WORK TO BE COMPLETED
Select, from the material below, each line with "входа" in it.

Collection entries

____________________

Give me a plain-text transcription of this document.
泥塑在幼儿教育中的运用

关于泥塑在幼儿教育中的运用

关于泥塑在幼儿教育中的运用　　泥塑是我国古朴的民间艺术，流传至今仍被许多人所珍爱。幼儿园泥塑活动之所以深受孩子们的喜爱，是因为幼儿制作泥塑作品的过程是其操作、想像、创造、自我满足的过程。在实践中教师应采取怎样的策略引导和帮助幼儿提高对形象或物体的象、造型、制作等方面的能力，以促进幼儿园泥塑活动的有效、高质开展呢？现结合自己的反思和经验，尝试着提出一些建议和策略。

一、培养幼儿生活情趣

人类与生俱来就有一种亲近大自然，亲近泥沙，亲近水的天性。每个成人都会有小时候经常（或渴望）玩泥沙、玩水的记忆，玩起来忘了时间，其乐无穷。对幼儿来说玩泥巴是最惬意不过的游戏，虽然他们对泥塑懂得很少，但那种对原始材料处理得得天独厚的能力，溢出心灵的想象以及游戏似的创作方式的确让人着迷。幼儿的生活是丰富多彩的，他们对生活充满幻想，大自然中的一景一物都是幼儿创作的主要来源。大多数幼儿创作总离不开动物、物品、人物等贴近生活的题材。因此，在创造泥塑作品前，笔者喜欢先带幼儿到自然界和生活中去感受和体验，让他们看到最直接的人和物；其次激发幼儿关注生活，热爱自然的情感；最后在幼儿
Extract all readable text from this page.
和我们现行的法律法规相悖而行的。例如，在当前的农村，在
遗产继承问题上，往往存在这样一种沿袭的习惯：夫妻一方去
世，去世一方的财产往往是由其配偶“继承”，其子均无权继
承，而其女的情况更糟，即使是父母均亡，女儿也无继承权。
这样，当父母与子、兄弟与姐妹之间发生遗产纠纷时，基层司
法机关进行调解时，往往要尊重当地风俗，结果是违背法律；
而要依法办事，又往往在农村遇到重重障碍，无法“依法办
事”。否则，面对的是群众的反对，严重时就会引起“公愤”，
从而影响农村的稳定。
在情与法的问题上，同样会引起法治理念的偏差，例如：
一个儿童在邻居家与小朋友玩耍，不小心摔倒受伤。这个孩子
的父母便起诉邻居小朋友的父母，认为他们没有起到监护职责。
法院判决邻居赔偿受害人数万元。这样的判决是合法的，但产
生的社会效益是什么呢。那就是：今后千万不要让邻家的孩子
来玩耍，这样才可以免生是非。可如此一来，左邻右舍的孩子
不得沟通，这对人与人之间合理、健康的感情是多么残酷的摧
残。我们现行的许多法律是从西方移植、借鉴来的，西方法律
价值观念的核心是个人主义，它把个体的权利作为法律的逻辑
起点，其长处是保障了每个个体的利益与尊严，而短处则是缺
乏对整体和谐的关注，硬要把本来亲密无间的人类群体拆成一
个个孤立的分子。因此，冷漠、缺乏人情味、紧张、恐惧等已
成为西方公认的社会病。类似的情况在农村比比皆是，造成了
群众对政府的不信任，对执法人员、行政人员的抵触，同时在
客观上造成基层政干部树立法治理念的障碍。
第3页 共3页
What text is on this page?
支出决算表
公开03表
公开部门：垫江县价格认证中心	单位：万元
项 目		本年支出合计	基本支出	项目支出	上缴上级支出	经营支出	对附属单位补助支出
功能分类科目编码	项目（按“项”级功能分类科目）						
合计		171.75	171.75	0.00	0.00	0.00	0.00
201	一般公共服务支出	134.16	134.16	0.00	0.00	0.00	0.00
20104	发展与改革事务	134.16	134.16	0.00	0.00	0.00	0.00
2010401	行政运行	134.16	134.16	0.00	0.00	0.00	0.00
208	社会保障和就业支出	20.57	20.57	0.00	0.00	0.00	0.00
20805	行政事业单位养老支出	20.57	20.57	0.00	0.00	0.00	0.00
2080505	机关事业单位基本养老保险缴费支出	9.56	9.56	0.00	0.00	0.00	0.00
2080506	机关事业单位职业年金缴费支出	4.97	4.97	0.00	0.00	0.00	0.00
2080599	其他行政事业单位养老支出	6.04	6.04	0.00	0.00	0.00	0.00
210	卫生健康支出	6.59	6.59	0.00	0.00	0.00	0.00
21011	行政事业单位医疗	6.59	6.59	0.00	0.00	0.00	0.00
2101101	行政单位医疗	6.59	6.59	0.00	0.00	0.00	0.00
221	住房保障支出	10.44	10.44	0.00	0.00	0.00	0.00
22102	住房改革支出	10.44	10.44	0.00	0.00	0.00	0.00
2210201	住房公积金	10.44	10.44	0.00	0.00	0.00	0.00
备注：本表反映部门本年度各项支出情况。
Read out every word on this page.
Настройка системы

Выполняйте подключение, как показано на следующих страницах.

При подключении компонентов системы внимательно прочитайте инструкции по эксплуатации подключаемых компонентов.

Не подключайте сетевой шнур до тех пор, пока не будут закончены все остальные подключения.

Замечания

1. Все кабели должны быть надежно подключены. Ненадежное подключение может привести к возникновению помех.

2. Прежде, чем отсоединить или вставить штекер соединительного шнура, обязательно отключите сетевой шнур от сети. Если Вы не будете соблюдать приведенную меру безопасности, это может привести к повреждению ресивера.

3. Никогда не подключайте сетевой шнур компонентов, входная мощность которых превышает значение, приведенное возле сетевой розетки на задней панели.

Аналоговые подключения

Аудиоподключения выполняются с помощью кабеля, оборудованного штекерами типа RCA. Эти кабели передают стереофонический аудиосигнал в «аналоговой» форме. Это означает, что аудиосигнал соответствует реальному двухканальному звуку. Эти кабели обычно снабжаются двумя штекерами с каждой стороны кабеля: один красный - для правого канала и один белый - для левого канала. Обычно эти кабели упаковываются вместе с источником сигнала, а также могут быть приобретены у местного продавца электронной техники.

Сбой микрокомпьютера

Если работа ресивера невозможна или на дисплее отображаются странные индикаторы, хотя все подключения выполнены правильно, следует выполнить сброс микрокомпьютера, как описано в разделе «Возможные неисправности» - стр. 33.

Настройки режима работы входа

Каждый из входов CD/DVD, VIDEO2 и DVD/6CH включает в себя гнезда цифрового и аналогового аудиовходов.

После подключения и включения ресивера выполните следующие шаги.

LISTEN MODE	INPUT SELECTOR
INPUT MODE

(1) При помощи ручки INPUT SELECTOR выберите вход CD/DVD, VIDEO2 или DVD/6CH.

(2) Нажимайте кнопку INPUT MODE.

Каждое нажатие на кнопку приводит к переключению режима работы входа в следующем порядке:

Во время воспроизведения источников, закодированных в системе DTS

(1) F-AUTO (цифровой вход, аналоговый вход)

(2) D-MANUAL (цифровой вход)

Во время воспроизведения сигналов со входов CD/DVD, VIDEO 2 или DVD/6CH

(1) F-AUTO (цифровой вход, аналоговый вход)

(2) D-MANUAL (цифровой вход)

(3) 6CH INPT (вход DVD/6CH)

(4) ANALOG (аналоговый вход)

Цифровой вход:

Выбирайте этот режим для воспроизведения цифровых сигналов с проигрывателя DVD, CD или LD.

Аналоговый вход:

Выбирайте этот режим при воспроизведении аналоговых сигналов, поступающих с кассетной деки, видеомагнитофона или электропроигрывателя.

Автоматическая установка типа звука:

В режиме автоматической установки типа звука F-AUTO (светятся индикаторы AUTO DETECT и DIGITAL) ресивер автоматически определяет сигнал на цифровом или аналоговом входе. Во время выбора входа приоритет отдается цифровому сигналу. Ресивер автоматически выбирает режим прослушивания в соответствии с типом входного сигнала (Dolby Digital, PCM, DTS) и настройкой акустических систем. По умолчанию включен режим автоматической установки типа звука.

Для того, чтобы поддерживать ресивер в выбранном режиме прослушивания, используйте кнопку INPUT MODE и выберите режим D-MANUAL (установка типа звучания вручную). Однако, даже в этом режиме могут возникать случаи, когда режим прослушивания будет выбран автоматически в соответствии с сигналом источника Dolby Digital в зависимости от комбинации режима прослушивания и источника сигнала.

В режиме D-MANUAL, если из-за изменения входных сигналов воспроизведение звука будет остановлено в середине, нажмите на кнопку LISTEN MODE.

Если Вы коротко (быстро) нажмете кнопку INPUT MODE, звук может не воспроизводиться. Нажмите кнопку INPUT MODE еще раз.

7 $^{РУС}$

____________________

WORKED ANSWER
Настройки режима работы входа
Каждое нажатие на кнопку приводит к переключению режима работы входа в следующем порядке:
В режиме автоматической установки типа звука F-AUTO (светятся индикаторы AUTO DETECT и DIGITAL) ресивер автоматически определяет сигнал на цифровом или аналоговом входе. Во время выбора входа приоритет отдается цифровому сигналу. Ресивер автоматически выбирает режим прослушивания в соответствии с типом входного сигнала (Dolby Digital, PCM, DTS) и настройкой акустических систем. По умолчанию включен режим автоматической установки типа звука.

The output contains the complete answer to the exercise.